(The exercise) Repeat the data that follows, word for word, without the images.

Extracted records
┄┄┄┄┄┄┄┄┄┄
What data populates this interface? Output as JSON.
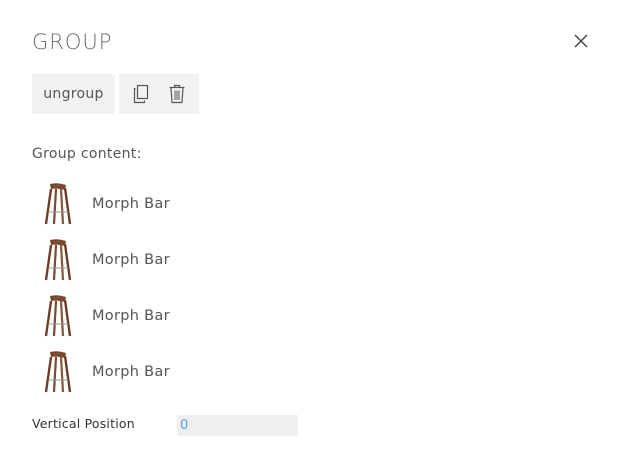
{
  "panel": {
    "title": "GROUP",
    "close_icon": "close-icon"
  },
  "toolbar": {
    "ungroup_label": "ungroup",
    "duplicate_icon": "duplicate-icon",
    "delete_icon": "trash-icon"
  },
  "group_content": {
    "label": "Group content:",
    "items": [
      {
        "label": "Morph Bar",
        "icon": "bar-stool-thumbnail"
      },
      {
        "label": "Morph Bar",
        "icon": "bar-stool-thumbnail"
      },
      {
        "label": "Morph Bar",
        "icon": "bar-stool-thumbnail"
      },
      {
        "label": "Morph Bar",
        "icon": "bar-stool-thumbnail"
      }
    ]
  },
  "vertical_position": {
    "label": "Vertical Position",
    "value": "0"
  },
  "colors": {
    "button_background": "#f2f2f2",
    "input_background": "#efefef",
    "input_text": "#4aa3d8",
    "stool_wood": "#7a4a30"
  }
}
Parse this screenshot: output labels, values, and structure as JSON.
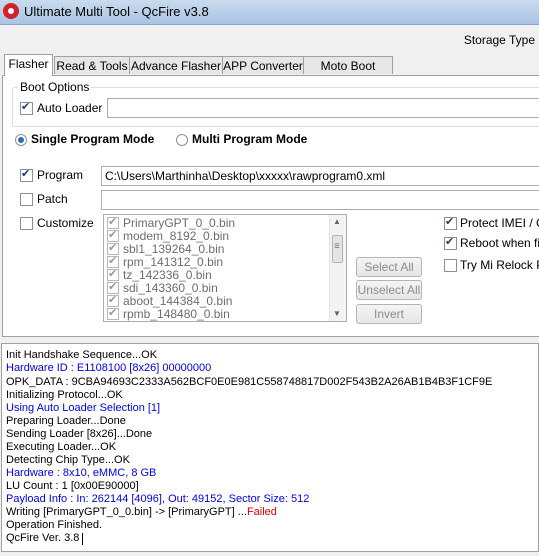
{
  "window": {
    "title": "Ultimate Multi Tool - QcFire v3.8",
    "storage_type_label": "Storage Type"
  },
  "tabs": [
    "Flasher",
    "Read & Tools",
    "Advance Flasher",
    "APP Converter",
    "Moto Boot Repair"
  ],
  "boot_options": {
    "legend": "Boot Options",
    "auto_loader_label": "Auto Loader",
    "auto_loader_checked": true,
    "auto_loader_value": ""
  },
  "modes": {
    "single": "Single Program Mode",
    "multi": "Multi Program Mode",
    "selected": "single"
  },
  "program": {
    "label": "Program",
    "checked": true,
    "value": "C:\\Users\\Marthinha\\Desktop\\xxxxx\\rawprogram0.xml"
  },
  "patch": {
    "label": "Patch",
    "checked": false,
    "value": ""
  },
  "customize": {
    "label": "Customize",
    "checked": false
  },
  "partitions": [
    "PrimaryGPT_0_0.bin",
    "modem_8192_0.bin",
    "sbl1_139264_0.bin",
    "rpm_141312_0.bin",
    "tz_142336_0.bin",
    "sdi_143360_0.bin",
    "aboot_144384_0.bin",
    "rpmb_148480_0.bin"
  ],
  "list_buttons": {
    "select_all": "Select All",
    "unselect_all": "Unselect All",
    "invert": "Invert"
  },
  "options": [
    {
      "label": "Protect IMEI / Ca",
      "checked": true
    },
    {
      "label": "Reboot when fini",
      "checked": true
    },
    {
      "label": "Try Mi Relock Pa",
      "checked": false
    }
  ],
  "log": [
    {
      "text": "Init Handshake Sequence...OK",
      "color": "#000000"
    },
    {
      "text": "Hardware ID  : E1108100 [8x26] 00000000",
      "color": "#0000ee"
    },
    {
      "text": "OPK_DATA     : 9CBA94693C2333A562BCF0E0E981C558748817D002F543B2A26AB1B4B3F1CF9E",
      "color": "#000000"
    },
    {
      "text": "Initializing Protocol...OK",
      "color": "#000000"
    },
    {
      "text": "Using Auto Loader Selection [1]",
      "color": "#0000ee"
    },
    {
      "text": "Preparing Loader...Done",
      "color": "#000000"
    },
    {
      "text": "Sending Loader [8x26]...Done",
      "color": "#000000"
    },
    {
      "text": "Executing Loader...OK",
      "color": "#000000"
    },
    {
      "text": "Detecting Chip Type...OK",
      "color": "#000000"
    },
    {
      "text": "Hardware      : 8x10, eMMC, 8 GB",
      "color": "#0000ee"
    },
    {
      "text": "LU Count      : 1 [0x00E90000]",
      "color": "#000000"
    },
    {
      "text": "Payload Info  : In: 262144 [4096], Out: 49152, Sector Size: 512",
      "color": "#0000ee"
    },
    {
      "text": "Writing [PrimaryGPT_0_0.bin] -> [PrimaryGPT] ...",
      "color": "#000000",
      "suffix": "Failed",
      "suffix_color": "#e00000"
    },
    {
      "text": "Operation Finished.",
      "color": "#000000"
    },
    {
      "text": "QcFire Ver. 3.8",
      "color": "#000000"
    }
  ]
}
┄┄┄┄┄┄┄┄┄┄
(Correct answer)
What data populates this interface? Output as JSON.
{
  "panel": {
    "title": "GROUP",
    "close_icon": "close-icon"
  },
  "toolbar": {
    "ungroup_label": "ungroup",
    "duplicate_icon": "duplicate-icon",
    "delete_icon": "trash-icon"
  },
  "group_content": {
    "label": "Group content:",
    "items": [
      {
        "label": "Morph Bar",
        "icon": "bar-stool-thumbnail"
      },
      {
        "label": "Morph Bar",
        "icon": "bar-stool-thumbnail"
      },
      {
        "label": "Morph Bar",
        "icon": "bar-stool-thumbnail"
      },
      {
        "label": "Morph Bar",
        "icon": "bar-stool-thumbnail"
      }
    ]
  },
  "vertical_position": {
    "label": "Vertical Position",
    "value": "0"
  },
  "colors": {
    "button_background": "#f2f2f2",
    "input_background": "#efefef",
    "input_text": "#4aa3d8",
    "stool_wood": "#7a4a30"
  }
}
Parse this screenshot: output labels, values, and structure as JSON.
{
  "window": {
    "title": "Ultimate Multi Tool - QcFire v3.8",
    "storage_type_label": "Storage Type"
  },
  "tabs": [
    "Flasher",
    "Read & Tools",
    "Advance Flasher",
    "APP Converter",
    "Moto Boot Repair"
  ],
  "boot_options": {
    "legend": "Boot Options",
    "auto_loader_label": "Auto Loader",
    "auto_loader_checked": true,
    "auto_loader_value": ""
  },
  "modes": {
    "single": "Single Program Mode",
    "multi": "Multi Program Mode",
    "selected": "single"
  },
  "program": {
    "label": "Program",
    "checked": true,
    "value": "C:\\Users\\Marthinha\\Desktop\\xxxxx\\rawprogram0.xml"
  },
  "patch": {
    "label": "Patch",
    "checked": false,
    "value": ""
  },
  "customize": {
    "label": "Customize",
    "checked": false
  },
  "partitions": [
    "PrimaryGPT_0_0.bin",
    "modem_8192_0.bin",
    "sbl1_139264_0.bin",
    "rpm_141312_0.bin",
    "tz_142336_0.bin",
    "sdi_143360_0.bin",
    "aboot_144384_0.bin",
    "rpmb_148480_0.bin"
  ],
  "list_buttons": {
    "select_all": "Select All",
    "unselect_all": "Unselect All",
    "invert": "Invert"
  },
  "options": [
    {
      "label": "Protect IMEI / Ca",
      "checked": true
    },
    {
      "label": "Reboot when fini",
      "checked": true
    },
    {
      "label": "Try Mi Relock Pa",
      "checked": false
    }
  ],
  "log": [
    {
      "text": "Init Handshake Sequence...OK",
      "color": "#000000"
    },
    {
      "text": "Hardware ID  : E1108100 [8x26] 00000000",
      "color": "#0000ee"
    },
    {
      "text": "OPK_DATA     : 9CBA94693C2333A562BCF0E0E981C558748817D002F543B2A26AB1B4B3F1CF9E",
      "color": "#000000"
    },
    {
      "text": "Initializing Protocol...OK",
      "color": "#000000"
    },
    {
      "text": "Using Auto Loader Selection [1]",
      "color": "#0000ee"
    },
    {
      "text": "Preparing Loader...Done",
      "color": "#000000"
    },
    {
      "text": "Sending Loader [8x26]...Done",
      "color": "#000000"
    },
    {
      "text": "Executing Loader...OK",
      "color": "#000000"
    },
    {
      "text": "Detecting Chip Type...OK",
      "color": "#000000"
    },
    {
      "text": "Hardware      : 8x10, eMMC, 8 GB",
      "color": "#0000ee"
    },
    {
      "text": "LU Count      : 1 [0x00E90000]",
      "color": "#000000"
    },
    {
      "text": "Payload Info  : In: 262144 [4096], Out: 49152, Sector Size: 512",
      "color": "#0000ee"
    },
    {
      "text": "Writing [PrimaryGPT_0_0.bin] -> [PrimaryGPT] ...",
      "color": "#000000",
      "suffix": "Failed",
      "suffix_color": "#e00000"
    },
    {
      "text": "Operation Finished.",
      "color": "#000000"
    },
    {
      "text": "QcFire Ver. 3.8",
      "color": "#000000"
    }
  ]
}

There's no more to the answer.